Start of PROVIDED INFORMATION

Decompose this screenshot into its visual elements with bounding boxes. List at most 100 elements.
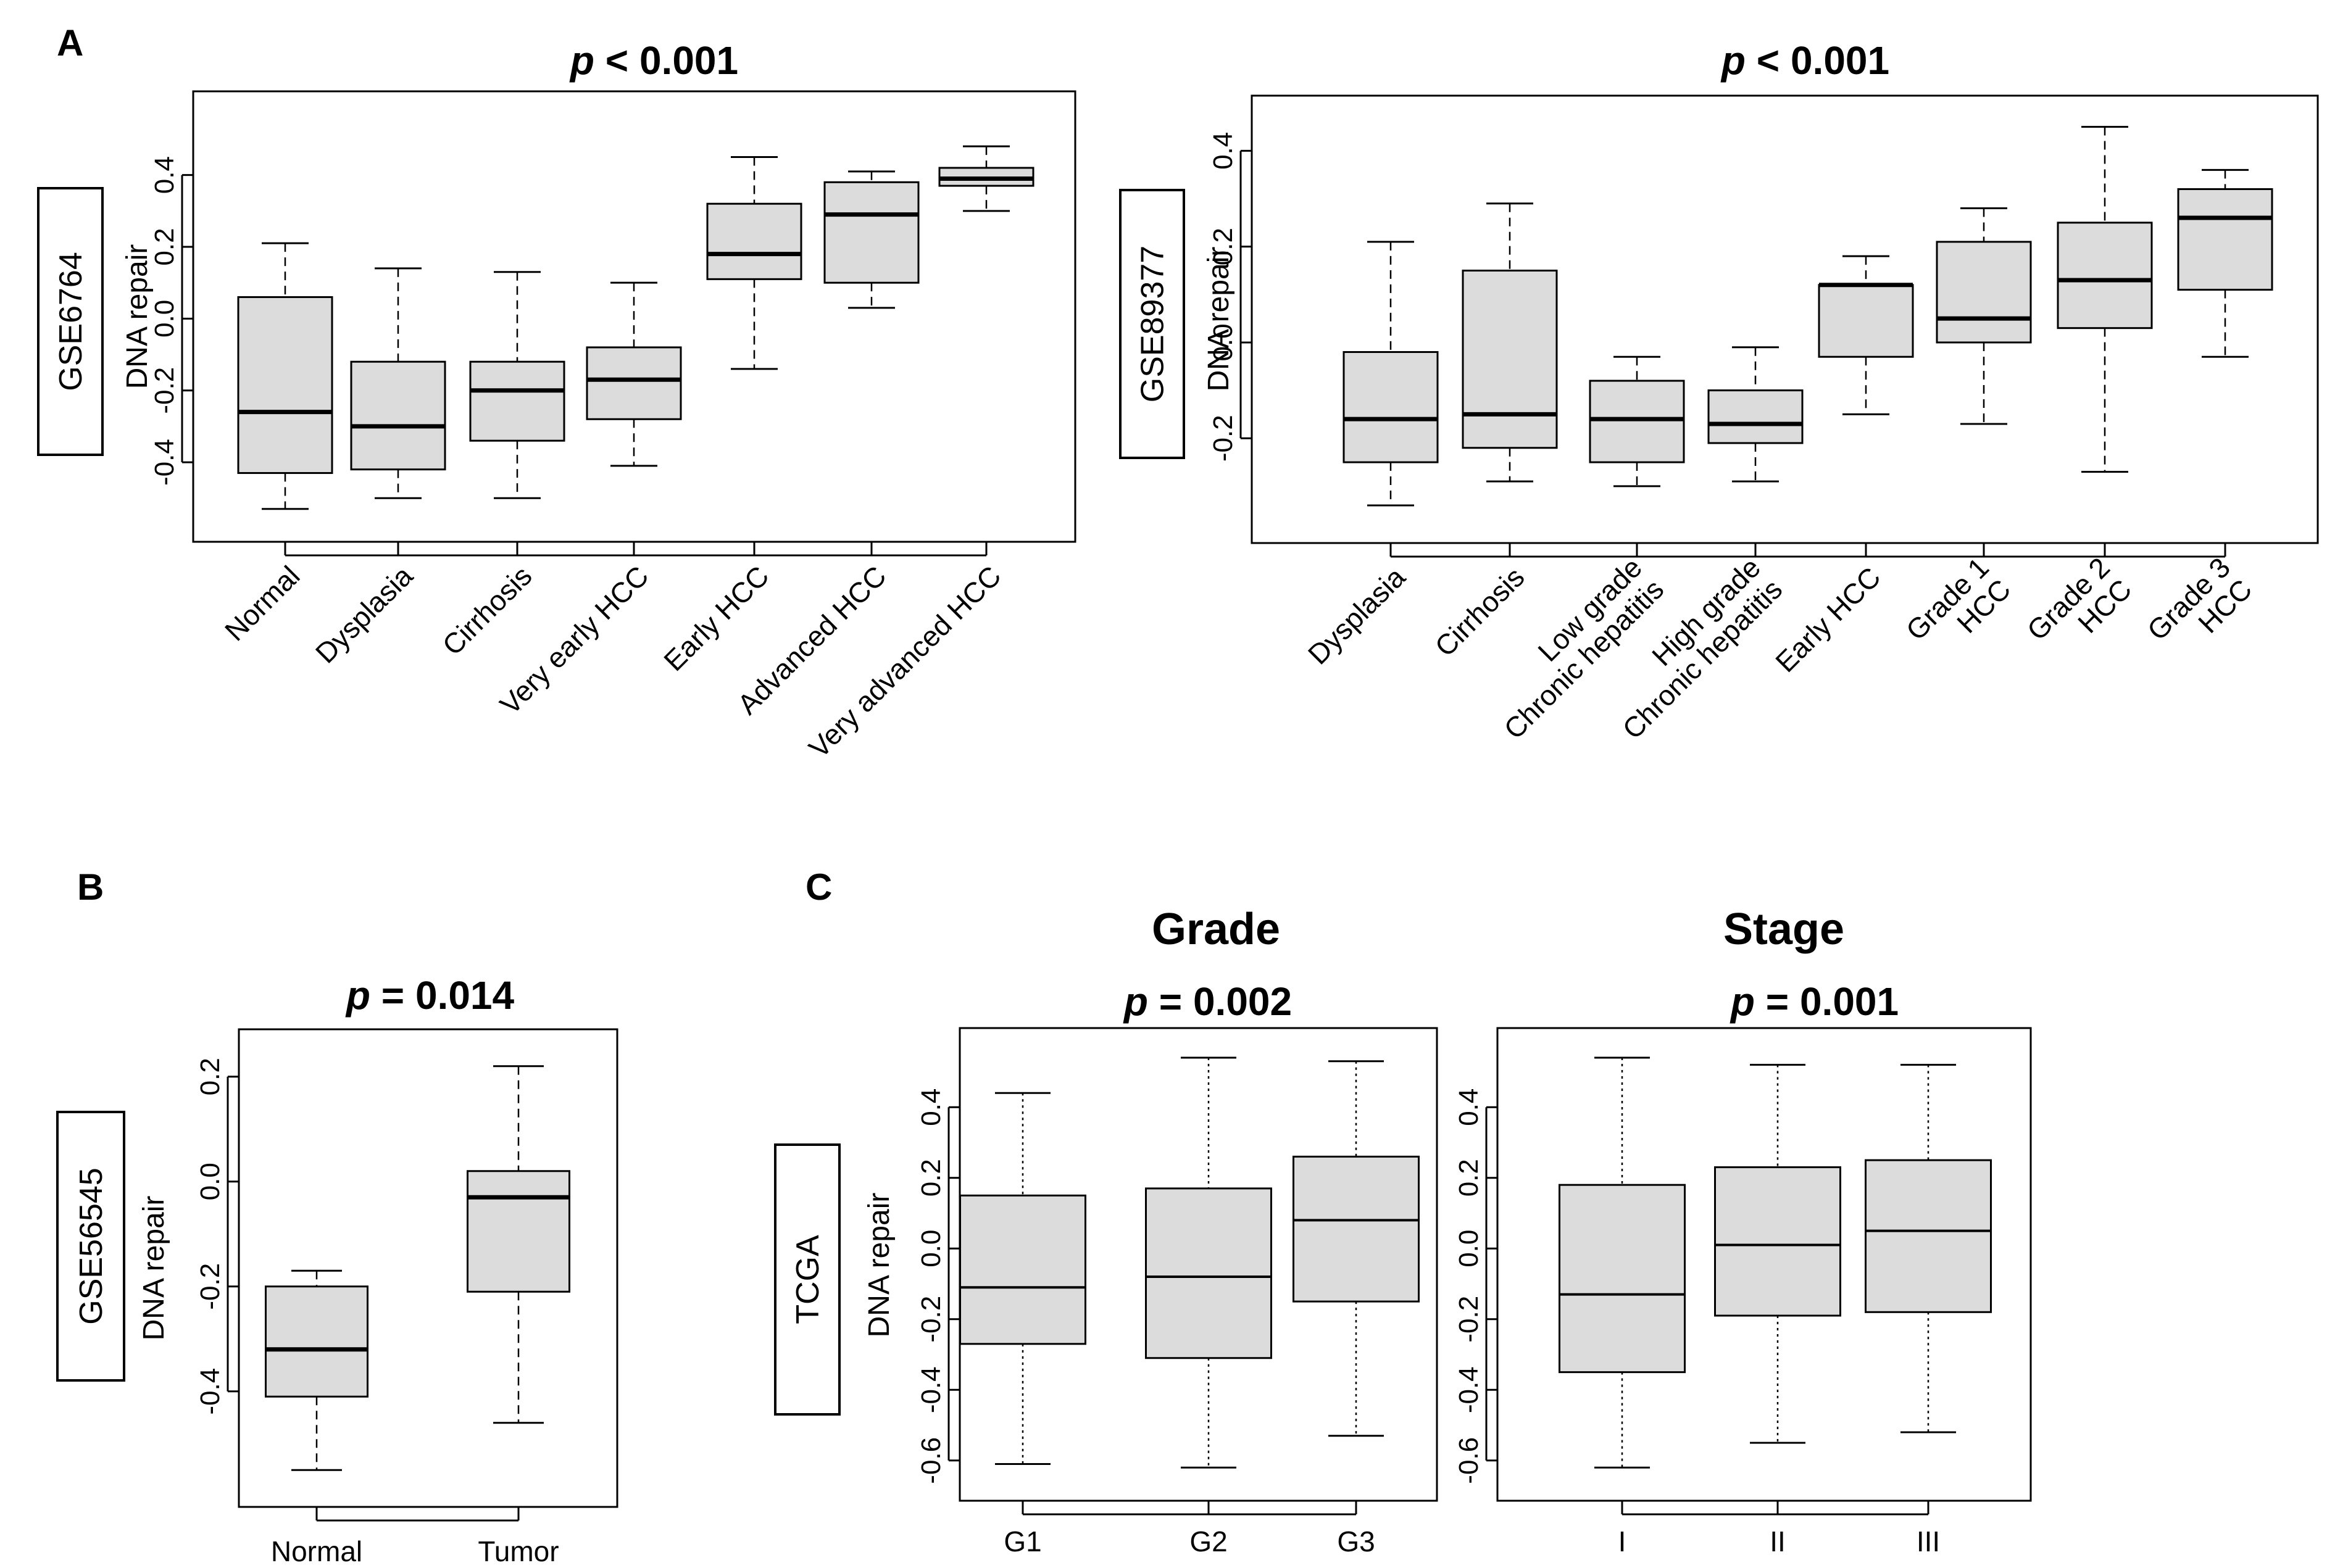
y-tick-label: -0.2 (1208, 415, 1238, 462)
y-tick-label: 0.2 (195, 1058, 225, 1095)
y-axis-label: DNA repair (138, 1196, 170, 1341)
p-symbol: p (1123, 979, 1148, 1024)
category-label: Tumor (478, 1535, 559, 1567)
category-label-line: Early HCC (657, 560, 775, 677)
box-group (959, 1092, 1086, 1466)
box-iqr (2057, 222, 2153, 330)
category-label: Very advanced HCC (802, 560, 1007, 764)
box-group (2057, 126, 2153, 473)
box-group (2177, 168, 2273, 358)
y-tick-label: -0.4 (195, 1368, 225, 1415)
grade-column-title: Grade (1152, 905, 1280, 954)
box-iqr (265, 1285, 368, 1398)
box-iqr (469, 360, 565, 442)
plot-frame (1251, 94, 2319, 544)
category-label: I (1618, 1525, 1626, 1558)
dataset-label-box (774, 1143, 841, 1416)
box-group (1293, 1060, 1420, 1437)
category-label: Normal (219, 560, 306, 647)
y-tick-label: -0.2 (195, 1263, 225, 1310)
box-group (823, 170, 920, 309)
y-tick-label: 0.2 (1454, 1159, 1484, 1197)
box-iqr (1865, 1159, 1992, 1313)
p-symbol: p (1720, 38, 1746, 83)
category-label-line: Cirrhosis (1428, 561, 1530, 663)
y-axis-label: DNA repair (1202, 247, 1235, 392)
box-iqr (959, 1194, 1086, 1345)
category-label-line: Dysplasia (1302, 561, 1412, 671)
category-label: Dysplasia (309, 560, 419, 670)
box-group (938, 145, 1034, 212)
category-label-line: Cirrhosis (436, 560, 538, 662)
category-label: Dysplasia (1302, 561, 1412, 671)
p-value: < 0.001 (594, 38, 738, 83)
box-group (1936, 207, 2032, 425)
box-group (1707, 346, 1804, 483)
chart-3: -0.6 -0.4 -0.2 0.0 0.2 0.4 DNA repair G1 G2 G3 p =… (774, 979, 1438, 1558)
y-tick-label: 0.0 (916, 1230, 946, 1267)
p-value: < 0.001 (1746, 38, 1889, 83)
plot-frame (1496, 1027, 2032, 1502)
chart-1: -0.2 0.0 0.2 0.4 DNA repair Dysplasia Cirrhosi… (1119, 38, 2319, 745)
y-tick-label: -0.4 (149, 439, 180, 486)
dataset-label: GSE89377 (1135, 246, 1171, 402)
y-tick-label: -0.2 (916, 1296, 946, 1343)
p-value-title: p = 0.002 (1123, 979, 1292, 1024)
category-label-line: Very advanced HCC (802, 560, 1007, 764)
dataset-label-box (37, 187, 104, 456)
category-label-line: Dysplasia (309, 560, 419, 670)
y-tick-label: 0.2 (916, 1159, 946, 1197)
panel-letter-a: A (57, 22, 83, 64)
box-iqr (1559, 1184, 1686, 1374)
p-symbol: p (569, 38, 594, 83)
p-value: = 0.002 (1148, 979, 1292, 1024)
category-label: Grade 1HCC (1900, 551, 2017, 668)
box-iqr (823, 181, 920, 284)
y-tick-label: 0.0 (1454, 1230, 1484, 1267)
y-tick-label: 0.4 (149, 156, 180, 194)
y-axis-label: DNA repair (121, 244, 154, 389)
y-tick-label: -0.6 (1454, 1437, 1484, 1484)
dataset-label-box (1119, 189, 1185, 459)
dataset-label: GSE6764 (53, 252, 89, 391)
box-iqr (706, 202, 802, 280)
box-iqr (1293, 1155, 1420, 1303)
box-iqr (1342, 351, 1439, 463)
category-label: G3 (1337, 1525, 1375, 1558)
y-tick-label: 0.4 (1208, 132, 1238, 170)
box-group (1865, 1063, 1992, 1433)
y-tick-label: 0.4 (1454, 1089, 1484, 1126)
box-iqr (467, 1170, 570, 1293)
category-label: G2 (1189, 1525, 1227, 1558)
p-symbol: p (1730, 979, 1755, 1024)
box-group (1559, 1056, 1686, 1469)
category-label-line: Early HCC (1769, 561, 1886, 678)
p-value: = 0.001 (1755, 979, 1899, 1024)
stage-column-title: Stage (1723, 905, 1844, 954)
category-label: G1 (1004, 1525, 1041, 1558)
chart-0: -0.4 -0.2 0.0 0.2 0.4 DNA repair Normal Dysplas… (37, 38, 1076, 764)
box-iqr (586, 346, 682, 420)
category-label: Cirrhosis (1428, 561, 1530, 663)
y-tick-label: -0.2 (149, 367, 180, 414)
dataset-label-box (56, 1111, 125, 1382)
category-label: Early HCC (1769, 561, 1886, 678)
dataset-label: TCGA (790, 1235, 826, 1324)
y-tick-label: -0.4 (916, 1366, 946, 1413)
box-iqr (237, 296, 333, 475)
box-iqr (1589, 380, 1685, 463)
y-tick-label: 0.4 (916, 1089, 946, 1126)
category-label: II (1770, 1525, 1786, 1558)
category-label: Grade 2HCC (2021, 551, 2138, 668)
box-iqr (2177, 188, 2273, 291)
y-tick-label: 0.2 (1208, 228, 1238, 265)
box-group (1145, 1056, 1272, 1469)
box-group (237, 242, 333, 510)
box-group (706, 156, 802, 370)
box-iqr (1145, 1187, 1272, 1359)
box-group (1714, 1063, 1841, 1444)
box-group (265, 1269, 368, 1471)
panel-letter-c: C (806, 866, 832, 908)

End of PROVIDED INFORMATION

• [YOUR OBJECTIVE] Count how many lines of the entries include the string "dataset". The number is the entire answer.

• [TASK SOLUTION] 7